What follows is a listing; restate every line of it word for word.

[Data entries]
..........

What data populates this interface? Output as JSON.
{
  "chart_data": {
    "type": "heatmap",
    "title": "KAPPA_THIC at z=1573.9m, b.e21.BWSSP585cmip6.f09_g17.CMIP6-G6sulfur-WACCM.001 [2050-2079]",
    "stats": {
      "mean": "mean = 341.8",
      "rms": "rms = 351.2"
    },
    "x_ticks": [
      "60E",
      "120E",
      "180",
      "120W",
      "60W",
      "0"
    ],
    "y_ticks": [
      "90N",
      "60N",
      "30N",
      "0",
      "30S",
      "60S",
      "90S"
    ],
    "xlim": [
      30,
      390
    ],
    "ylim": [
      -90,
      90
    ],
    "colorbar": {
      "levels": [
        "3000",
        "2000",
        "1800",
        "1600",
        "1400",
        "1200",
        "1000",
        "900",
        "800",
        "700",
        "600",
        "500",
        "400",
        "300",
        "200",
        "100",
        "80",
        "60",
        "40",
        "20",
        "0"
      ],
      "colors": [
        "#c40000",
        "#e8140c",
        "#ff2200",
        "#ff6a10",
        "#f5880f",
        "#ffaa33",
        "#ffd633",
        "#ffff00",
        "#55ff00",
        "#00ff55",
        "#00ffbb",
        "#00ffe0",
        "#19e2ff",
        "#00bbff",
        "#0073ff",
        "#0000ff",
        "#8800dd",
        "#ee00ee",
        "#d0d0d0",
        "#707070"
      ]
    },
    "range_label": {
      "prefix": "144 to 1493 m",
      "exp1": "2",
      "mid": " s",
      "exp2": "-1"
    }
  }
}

..........

ANSWER TO THE EXERCISE ::
What data populates this interface? Output as JSON.
{
  "chart_data": {
    "type": "heatmap",
    "title": "KAPPA_THIC at z=1573.9m, b.e21.BWSSP585cmip6.f09_g17.CMIP6-G6sulfur-WACCM.001 [2050-2079]",
    "stats": {
      "mean": "mean = 341.8",
      "rms": "rms = 351.2"
    },
    "x_ticks": [
      "60E",
      "120E",
      "180",
      "120W",
      "60W",
      "0"
    ],
    "y_ticks": [
      "90N",
      "60N",
      "30N",
      "0",
      "30S",
      "60S",
      "90S"
    ],
    "xlim": [
      30,
      390
    ],
    "ylim": [
      -90,
      90
    ],
    "colorbar": {
      "levels": [
        "3000",
        "2000",
        "1800",
        "1600",
        "1400",
        "1200",
        "1000",
        "900",
        "800",
        "700",
        "600",
        "500",
        "400",
        "300",
        "200",
        "100",
        "80",
        "60",
        "40",
        "20",
        "0"
      ],
      "colors": [
        "#c40000",
        "#e8140c",
        "#ff2200",
        "#ff6a10",
        "#f5880f",
        "#ffaa33",
        "#ffd633",
        "#ffff00",
        "#55ff00",
        "#00ff55",
        "#00ffbb",
        "#00ffe0",
        "#19e2ff",
        "#00bbff",
        "#0073ff",
        "#0000ff",
        "#8800dd",
        "#ee00ee",
        "#d0d0d0",
        "#707070"
      ]
    },
    "range_label": {
      "prefix": "144 to 1493 m",
      "exp1": "2",
      "mid": " s",
      "exp2": "-1"
    }
  }
}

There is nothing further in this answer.